**Records that describe figures:**

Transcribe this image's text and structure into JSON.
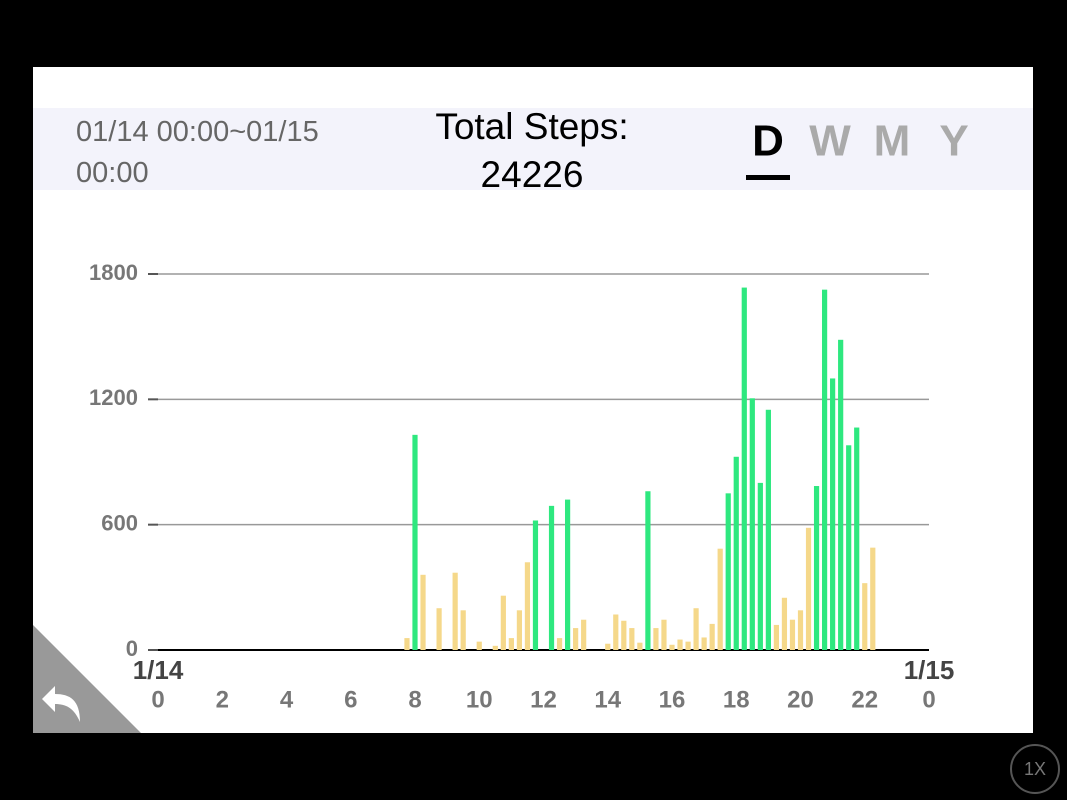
{
  "header": {
    "range": "01/14 00:00~01/15 00:00",
    "label": "Total Steps:",
    "total": 24226,
    "tabs": [
      "D",
      "W",
      "M",
      "Y"
    ],
    "selected": 0
  },
  "speed": "1X",
  "chart_data": {
    "type": "bar",
    "start_label": "1/14",
    "end_label": "1/15",
    "x": [
      7.75,
      8,
      8.25,
      8.75,
      9.25,
      9.5,
      10,
      10.5,
      10.75,
      11,
      11.25,
      11.5,
      11.75,
      12.25,
      12.5,
      12.75,
      13,
      13.25,
      14,
      14.25,
      14.5,
      14.75,
      15,
      15.25,
      15.5,
      15.75,
      16,
      16.25,
      16.5,
      16.75,
      17,
      17.25,
      17.5,
      17.75,
      18,
      18.25,
      18.5,
      18.75,
      19,
      19.25,
      19.5,
      19.75,
      20,
      20.25,
      20.5,
      20.75,
      21,
      21.25,
      21.5,
      21.75,
      22,
      22.25
    ],
    "values": [
      57,
      1030,
      360,
      200,
      370,
      190,
      40,
      20,
      260,
      57,
      190,
      420,
      620,
      690,
      57,
      720,
      105,
      145,
      30,
      170,
      140,
      105,
      35,
      760,
      105,
      145,
      25,
      50,
      40,
      200,
      60,
      125,
      485,
      750,
      925,
      1735,
      1205,
      800,
      1150,
      120,
      250,
      145,
      190,
      585,
      785,
      1725,
      1300,
      1485,
      980,
      1065,
      320,
      490
    ],
    "colors": [
      "#f5d88a",
      "#2ee87f",
      "#f5d88a",
      "#f5d88a",
      "#f5d88a",
      "#f5d88a",
      "#f5d88a",
      "#f5d88a",
      "#f5d88a",
      "#f5d88a",
      "#f5d88a",
      "#f5d88a",
      "#2ee87f",
      "#2ee87f",
      "#f5d88a",
      "#2ee87f",
      "#f5d88a",
      "#f5d88a",
      "#f5d88a",
      "#f5d88a",
      "#f5d88a",
      "#f5d88a",
      "#f5d88a",
      "#2ee87f",
      "#f5d88a",
      "#f5d88a",
      "#f5d88a",
      "#f5d88a",
      "#f5d88a",
      "#f5d88a",
      "#f5d88a",
      "#f5d88a",
      "#f5d88a",
      "#2ee87f",
      "#2ee87f",
      "#2ee87f",
      "#2ee87f",
      "#2ee87f",
      "#2ee87f",
      "#f5d88a",
      "#f5d88a",
      "#f5d88a",
      "#f5d88a",
      "#f5d88a",
      "#2ee87f",
      "#2ee87f",
      "#2ee87f",
      "#2ee87f",
      "#2ee87f",
      "#2ee87f",
      "#f5d88a",
      "#f5d88a"
    ],
    "xlim": [
      0,
      24
    ],
    "xticks": [
      0,
      2,
      4,
      6,
      8,
      10,
      12,
      14,
      16,
      18,
      20,
      22,
      {
        "value": 24,
        "label": "0"
      }
    ],
    "ylim": [
      0,
      1800
    ],
    "yticks": [
      0,
      600,
      1200,
      1800
    ],
    "grid": true
  }
}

**Problem details:** Reproduce the full listing faithfully, but do not carry over any pictures.

**Response for this exercise:**
Transcribe this image's text and structure into JSON.
{
  "header": {
    "range": "01/14 00:00~01/15 00:00",
    "label": "Total Steps:",
    "total": 24226,
    "tabs": [
      "D",
      "W",
      "M",
      "Y"
    ],
    "selected": 0
  },
  "speed": "1X",
  "chart_data": {
    "type": "bar",
    "start_label": "1/14",
    "end_label": "1/15",
    "x": [
      7.75,
      8,
      8.25,
      8.75,
      9.25,
      9.5,
      10,
      10.5,
      10.75,
      11,
      11.25,
      11.5,
      11.75,
      12.25,
      12.5,
      12.75,
      13,
      13.25,
      14,
      14.25,
      14.5,
      14.75,
      15,
      15.25,
      15.5,
      15.75,
      16,
      16.25,
      16.5,
      16.75,
      17,
      17.25,
      17.5,
      17.75,
      18,
      18.25,
      18.5,
      18.75,
      19,
      19.25,
      19.5,
      19.75,
      20,
      20.25,
      20.5,
      20.75,
      21,
      21.25,
      21.5,
      21.75,
      22,
      22.25
    ],
    "values": [
      57,
      1030,
      360,
      200,
      370,
      190,
      40,
      20,
      260,
      57,
      190,
      420,
      620,
      690,
      57,
      720,
      105,
      145,
      30,
      170,
      140,
      105,
      35,
      760,
      105,
      145,
      25,
      50,
      40,
      200,
      60,
      125,
      485,
      750,
      925,
      1735,
      1205,
      800,
      1150,
      120,
      250,
      145,
      190,
      585,
      785,
      1725,
      1300,
      1485,
      980,
      1065,
      320,
      490
    ],
    "colors": [
      "#f5d88a",
      "#2ee87f",
      "#f5d88a",
      "#f5d88a",
      "#f5d88a",
      "#f5d88a",
      "#f5d88a",
      "#f5d88a",
      "#f5d88a",
      "#f5d88a",
      "#f5d88a",
      "#f5d88a",
      "#2ee87f",
      "#2ee87f",
      "#f5d88a",
      "#2ee87f",
      "#f5d88a",
      "#f5d88a",
      "#f5d88a",
      "#f5d88a",
      "#f5d88a",
      "#f5d88a",
      "#f5d88a",
      "#2ee87f",
      "#f5d88a",
      "#f5d88a",
      "#f5d88a",
      "#f5d88a",
      "#f5d88a",
      "#f5d88a",
      "#f5d88a",
      "#f5d88a",
      "#f5d88a",
      "#2ee87f",
      "#2ee87f",
      "#2ee87f",
      "#2ee87f",
      "#2ee87f",
      "#2ee87f",
      "#f5d88a",
      "#f5d88a",
      "#f5d88a",
      "#f5d88a",
      "#f5d88a",
      "#2ee87f",
      "#2ee87f",
      "#2ee87f",
      "#2ee87f",
      "#2ee87f",
      "#2ee87f",
      "#f5d88a",
      "#f5d88a"
    ],
    "xlim": [
      0,
      24
    ],
    "xticks": [
      0,
      2,
      4,
      6,
      8,
      10,
      12,
      14,
      16,
      18,
      20,
      22,
      {
        "value": 24,
        "label": "0"
      }
    ],
    "ylim": [
      0,
      1800
    ],
    "yticks": [
      0,
      600,
      1200,
      1800
    ],
    "grid": true
  }
}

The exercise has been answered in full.